Locate each line holding the string "content" and copy it.

Available data:
[START]

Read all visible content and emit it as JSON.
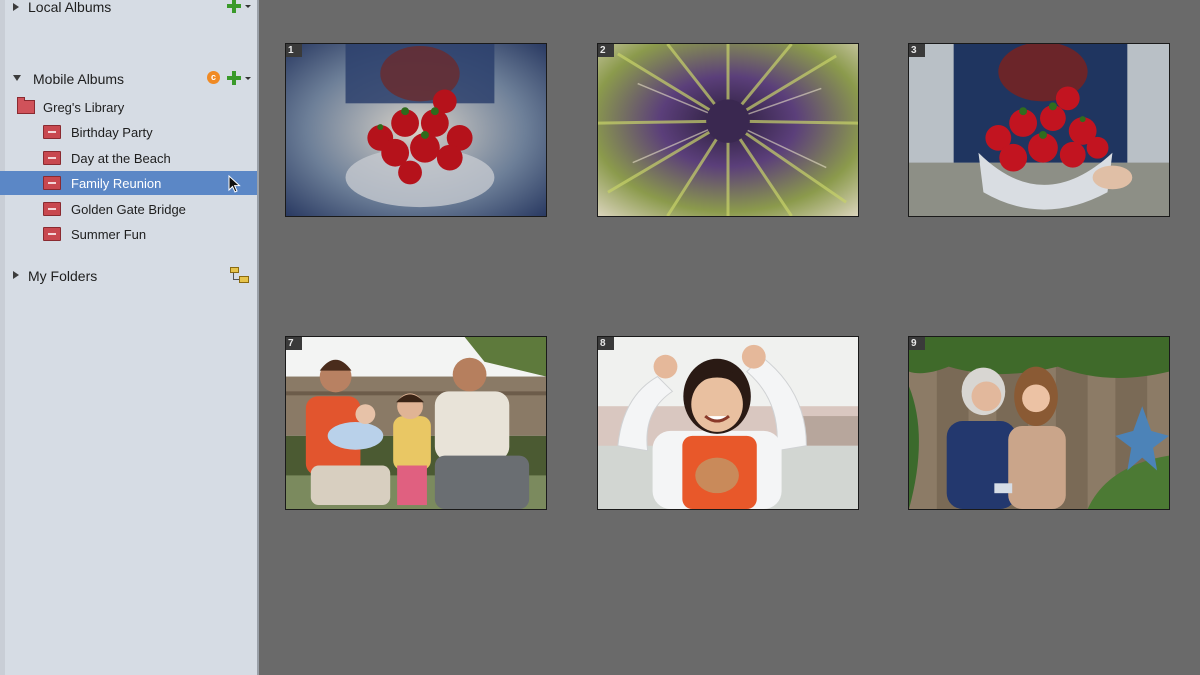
{
  "sidebar": {
    "local_albums": {
      "label": "Local Albums"
    },
    "mobile_albums": {
      "label": "Mobile Albums",
      "library": {
        "label": "Greg's Library"
      },
      "items": [
        {
          "label": "Birthday Party",
          "selected": false
        },
        {
          "label": "Day at the Beach",
          "selected": false
        },
        {
          "label": "Family Reunion",
          "selected": true
        },
        {
          "label": "Golden Gate Bridge",
          "selected": false
        },
        {
          "label": "Summer Fun",
          "selected": false
        }
      ]
    },
    "my_folders": {
      "label": "My Folders"
    }
  },
  "grid": {
    "thumbnails": [
      {
        "number": "1",
        "subject": "strawberries-bowl-zoom-blur"
      },
      {
        "number": "2",
        "subject": "flower-zoom-blur"
      },
      {
        "number": "3",
        "subject": "strawberries-bowl"
      },
      {
        "number": "7",
        "subject": "family-on-bench"
      },
      {
        "number": "8",
        "subject": "girl-flexing"
      },
      {
        "number": "9",
        "subject": "two-women-garden"
      }
    ]
  },
  "colors": {
    "sidebar_bg": "#d6dce4",
    "selection": "#5b87c6",
    "grid_bg": "#6a6a6a",
    "album_icon": "#c8484f",
    "add_icon": "#3a9a2a",
    "sync_icon": "#f08a24"
  },
  "icons": [
    "disclosure-triangle-icon",
    "add-icon",
    "sync-icon",
    "album-icon",
    "folder-icon",
    "folder-tree-icon",
    "mouse-cursor-icon"
  ]
}
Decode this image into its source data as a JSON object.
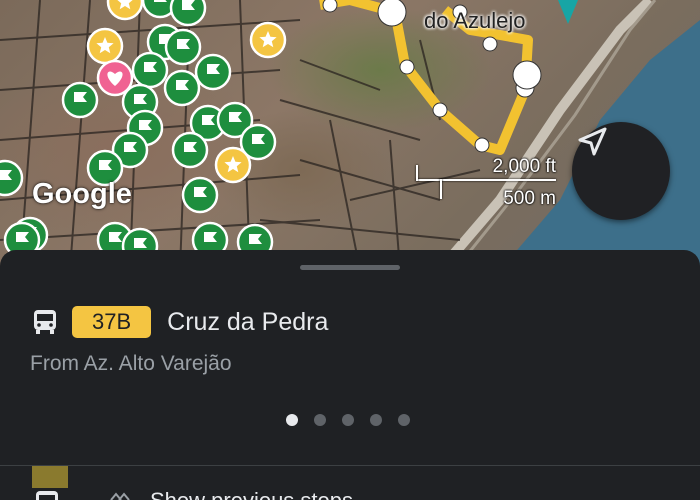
{
  "map": {
    "provider_logo": "Google",
    "place_label": "do Azulejo",
    "scale_ft": "2,000 ft",
    "scale_m": "500 m",
    "route_color": "#f2c230",
    "marker_color": "#1e8e3e",
    "favorite_color": "#f06292",
    "water_color": "#3d6f8a",
    "icons": [
      "flag-icon",
      "star-icon",
      "heart-icon",
      "location-pin-icon",
      "navigation-arrow-icon"
    ]
  },
  "route": {
    "icon": "bus-icon",
    "number": "37B",
    "badge_color": "#f4c542",
    "destination": "Cruz da Pedra",
    "origin": "From Az. Alto Varejão"
  },
  "pager": {
    "total": 5,
    "active": 1
  },
  "bottom": {
    "label": "Show previous stops"
  }
}
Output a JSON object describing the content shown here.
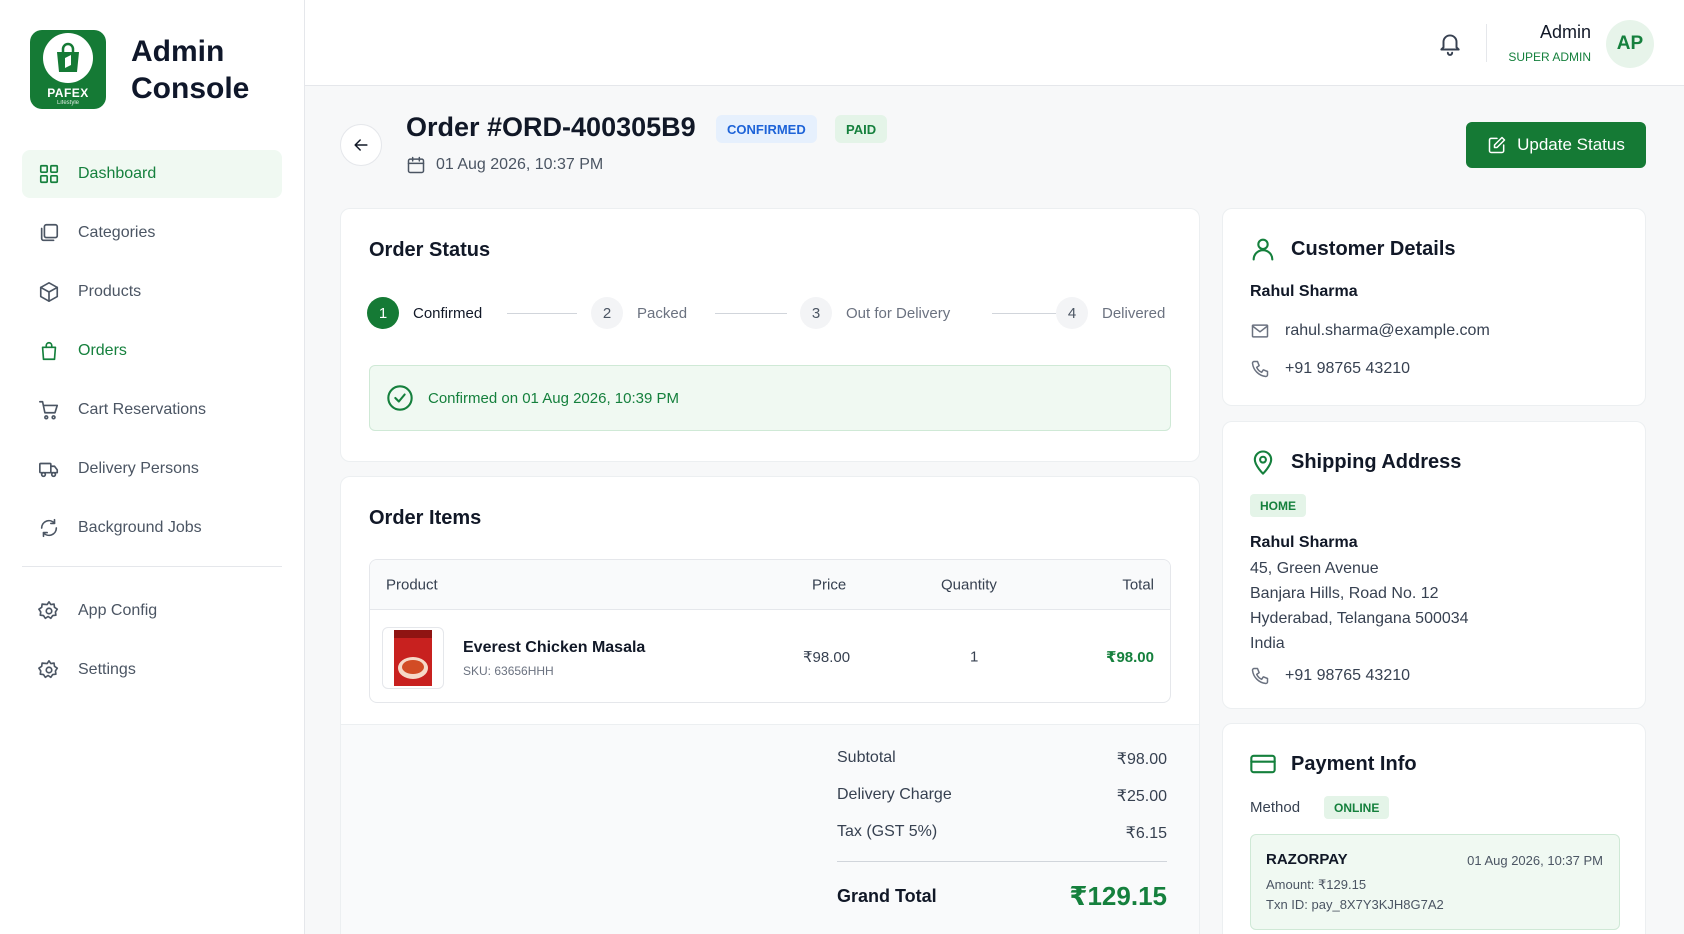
{
  "brand": {
    "logo_text": "PAFEX",
    "logo_sub": "Lifestyle",
    "title_line1": "Admin",
    "title_line2": "Console"
  },
  "sidebar": {
    "items": [
      {
        "label": "Dashboard",
        "icon": "grid-icon"
      },
      {
        "label": "Categories",
        "icon": "layers-icon"
      },
      {
        "label": "Products",
        "icon": "box-icon"
      },
      {
        "label": "Orders",
        "icon": "shopping-bag-icon"
      },
      {
        "label": "Cart Reservations",
        "icon": "cart-icon"
      },
      {
        "label": "Delivery Persons",
        "icon": "truck-icon"
      },
      {
        "label": "Background Jobs",
        "icon": "refresh-icon"
      }
    ],
    "bottom_items": [
      {
        "label": "App Config",
        "icon": "gear-icon"
      },
      {
        "label": "Settings",
        "icon": "gear-icon"
      }
    ]
  },
  "header": {
    "user_name": "Admin",
    "user_role": "SUPER ADMIN",
    "avatar_initials": "AP"
  },
  "order": {
    "title": "Order #ORD-400305B9",
    "status_badge": "CONFIRMED",
    "payment_badge": "PAID",
    "date": "01 Aug 2026, 10:37 PM",
    "update_label": "Update Status"
  },
  "status": {
    "title": "Order Status",
    "steps": [
      {
        "num": "1",
        "label": "Confirmed"
      },
      {
        "num": "2",
        "label": "Packed"
      },
      {
        "num": "3",
        "label": "Out for Delivery"
      },
      {
        "num": "4",
        "label": "Delivered"
      }
    ],
    "confirmed_message": "Confirmed on 01 Aug 2026, 10:39 PM"
  },
  "items": {
    "title": "Order Items",
    "headers": {
      "product": "Product",
      "price": "Price",
      "quantity": "Quantity",
      "total": "Total"
    },
    "rows": [
      {
        "name": "Everest Chicken Masala",
        "sku": "SKU: 63656HHH",
        "price": "₹98.00",
        "quantity": "1",
        "total": "₹98.00"
      }
    ],
    "totals": {
      "subtotal_label": "Subtotal",
      "subtotal": "₹98.00",
      "delivery_label": "Delivery Charge",
      "delivery": "₹25.00",
      "tax_label": "Tax (GST 5%)",
      "tax": "₹6.15",
      "grand_label": "Grand Total",
      "grand": "₹129.15"
    }
  },
  "customer": {
    "title": "Customer Details",
    "name": "Rahul Sharma",
    "email": "rahul.sharma@example.com",
    "phone": "+91 98765 43210"
  },
  "shipping": {
    "title": "Shipping Address",
    "tag": "HOME",
    "name": "Rahul Sharma",
    "line1": "45, Green Avenue",
    "line2": "Banjara Hills, Road No. 12",
    "line3": "Hyderabad, Telangana 500034",
    "line4": "India",
    "phone": "+91 98765 43210"
  },
  "payment": {
    "title": "Payment Info",
    "method_label": "Method",
    "method": "ONLINE",
    "gateway": "RAZORPAY",
    "date": "01 Aug 2026, 10:37 PM",
    "amount": "Amount: ₹129.15",
    "txn": "Txn ID: pay_8X7Y3KJH8G7A2"
  },
  "colors": {
    "brand_green": "#157a35",
    "accent_green": "#15803d",
    "confirmed_blue": "#1d63d8"
  }
}
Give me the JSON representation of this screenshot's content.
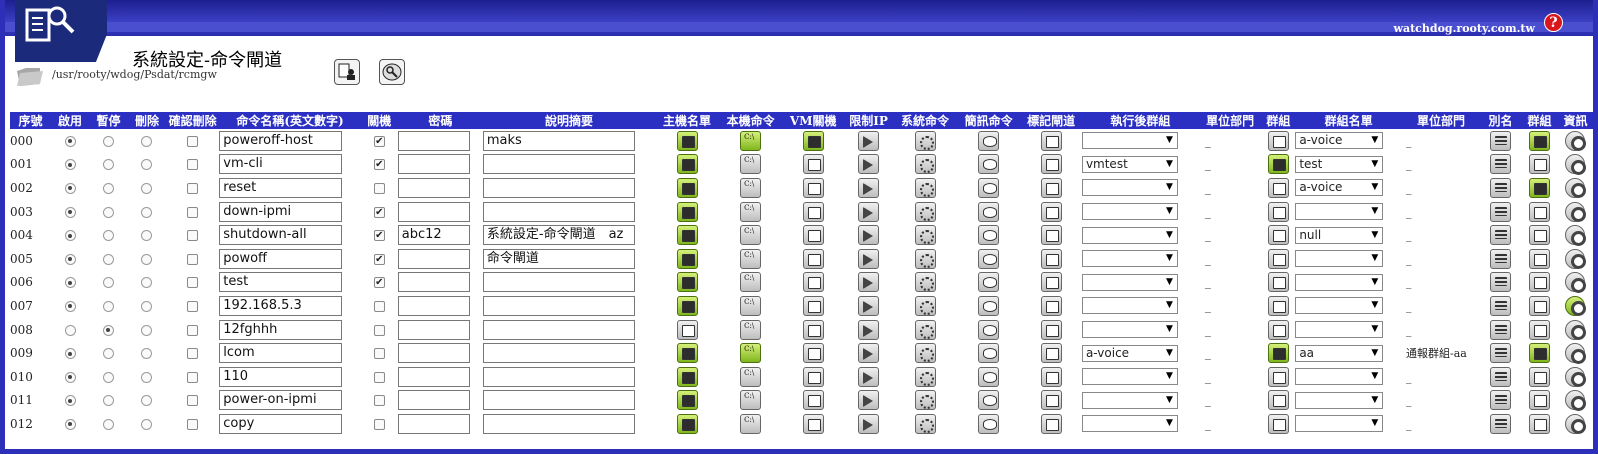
{
  "header": {
    "host": "watchdog.rooty.com.tw",
    "help_label": "?",
    "title": "系統設定-命令閘道",
    "path": "/usr/rooty/wdog/Psdat/rcmgw"
  },
  "columns": [
    "序號",
    "啟用",
    "暫停",
    "刪除",
    "確認刪除",
    "命令名稱(英文數字)",
    "關機",
    "密碼",
    "說明摘要",
    "主機名單",
    "本機命令",
    "VM關機",
    "限制IP",
    "系統命令",
    "簡訊命令",
    "標記閘道",
    "執行後群組",
    "單位部門",
    "群組",
    "群組名單",
    "單位部門",
    "別名",
    "群組",
    "資訊"
  ],
  "rows": [
    {
      "seq": "000",
      "enabled": true,
      "paused": false,
      "name": "poweroff-host",
      "shutdown": true,
      "password": "",
      "desc": "maks",
      "host_green": true,
      "cli_green": true,
      "vm_green": true,
      "after_group": "",
      "dept1": "_",
      "group1_green": false,
      "group_list": "a-voice",
      "dept2": "_",
      "group2_green": true,
      "info_green": false
    },
    {
      "seq": "001",
      "enabled": true,
      "paused": false,
      "name": "vm-cli",
      "shutdown": true,
      "password": "",
      "desc": "",
      "host_green": true,
      "cli_green": false,
      "vm_green": false,
      "after_group": "vmtest",
      "dept1": "_",
      "group1_green": true,
      "group_list": "test",
      "dept2": "_",
      "group2_green": false,
      "info_green": false
    },
    {
      "seq": "002",
      "enabled": true,
      "paused": false,
      "name": "reset",
      "shutdown": false,
      "password": "",
      "desc": "",
      "host_green": true,
      "cli_green": false,
      "vm_green": false,
      "after_group": "",
      "dept1": "_",
      "group1_green": false,
      "group_list": "a-voice",
      "dept2": "_",
      "group2_green": true,
      "info_green": false
    },
    {
      "seq": "003",
      "enabled": true,
      "paused": false,
      "name": "down-ipmi",
      "shutdown": true,
      "password": "",
      "desc": "",
      "host_green": true,
      "cli_green": false,
      "vm_green": false,
      "after_group": "",
      "dept1": "_",
      "group1_green": false,
      "group_list": "",
      "dept2": "_",
      "group2_green": false,
      "info_green": false
    },
    {
      "seq": "004",
      "enabled": true,
      "paused": false,
      "name": "shutdown-all",
      "shutdown": true,
      "password": "abc12",
      "desc": "系統設定-命令閘道　az",
      "host_green": true,
      "cli_green": false,
      "vm_green": false,
      "after_group": "",
      "dept1": "_",
      "group1_green": false,
      "group_list": "null",
      "dept2": "_",
      "group2_green": false,
      "info_green": false
    },
    {
      "seq": "005",
      "enabled": true,
      "paused": false,
      "name": "powoff",
      "shutdown": true,
      "password": "",
      "desc": "命令閘道",
      "host_green": true,
      "cli_green": false,
      "vm_green": false,
      "after_group": "",
      "dept1": "_",
      "group1_green": false,
      "group_list": "",
      "dept2": "_",
      "group2_green": false,
      "info_green": false
    },
    {
      "seq": "006",
      "enabled": true,
      "paused": false,
      "name": "test",
      "shutdown": true,
      "password": "",
      "desc": "",
      "host_green": true,
      "cli_green": false,
      "vm_green": false,
      "after_group": "",
      "dept1": "_",
      "group1_green": false,
      "group_list": "",
      "dept2": "_",
      "group2_green": false,
      "info_green": false
    },
    {
      "seq": "007",
      "enabled": true,
      "paused": false,
      "name": "192.168.5.3",
      "shutdown": false,
      "password": "",
      "desc": "",
      "host_green": true,
      "cli_green": false,
      "vm_green": false,
      "after_group": "",
      "dept1": "_",
      "group1_green": false,
      "group_list": "",
      "dept2": "_",
      "group2_green": false,
      "info_green": true
    },
    {
      "seq": "008",
      "enabled": false,
      "paused": true,
      "name": "12fghhh",
      "shutdown": false,
      "password": "",
      "desc": "",
      "host_green": false,
      "cli_green": false,
      "vm_green": false,
      "after_group": "",
      "dept1": "_",
      "group1_green": false,
      "group_list": "",
      "dept2": "_",
      "group2_green": false,
      "info_green": false
    },
    {
      "seq": "009",
      "enabled": true,
      "paused": false,
      "name": "lcom",
      "shutdown": false,
      "password": "",
      "desc": "",
      "host_green": true,
      "cli_green": true,
      "vm_green": false,
      "after_group": "a-voice",
      "dept1": "_",
      "group1_green": true,
      "group_list": "aa",
      "dept2": "通報群組-aa",
      "group2_green": true,
      "info_green": false
    },
    {
      "seq": "010",
      "enabled": true,
      "paused": false,
      "name": "110",
      "shutdown": false,
      "password": "",
      "desc": "",
      "host_green": true,
      "cli_green": false,
      "vm_green": false,
      "after_group": "",
      "dept1": "_",
      "group1_green": false,
      "group_list": "",
      "dept2": "_",
      "group2_green": false,
      "info_green": false
    },
    {
      "seq": "011",
      "enabled": true,
      "paused": false,
      "name": "power-on-ipmi",
      "shutdown": false,
      "password": "",
      "desc": "",
      "host_green": true,
      "cli_green": false,
      "vm_green": false,
      "after_group": "",
      "dept1": "_",
      "group1_green": false,
      "group_list": "",
      "dept2": "_",
      "group2_green": false,
      "info_green": false
    },
    {
      "seq": "012",
      "enabled": true,
      "paused": false,
      "name": "copy",
      "shutdown": false,
      "password": "",
      "desc": "",
      "host_green": true,
      "cli_green": false,
      "vm_green": false,
      "after_group": "",
      "dept1": "_",
      "group1_green": false,
      "group_list": "",
      "dept2": "_",
      "group2_green": false,
      "info_green": false
    }
  ],
  "colors": {
    "header_blue": "#2b2fc2",
    "frame_blue": "#2d2fb8",
    "icon_green": "#7fb61d"
  }
}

[END]

Response:
Read all visible content and emit it as JSON.
Output a JSON object describing the content shown here.
Give me the JSON representation of this screenshot's content.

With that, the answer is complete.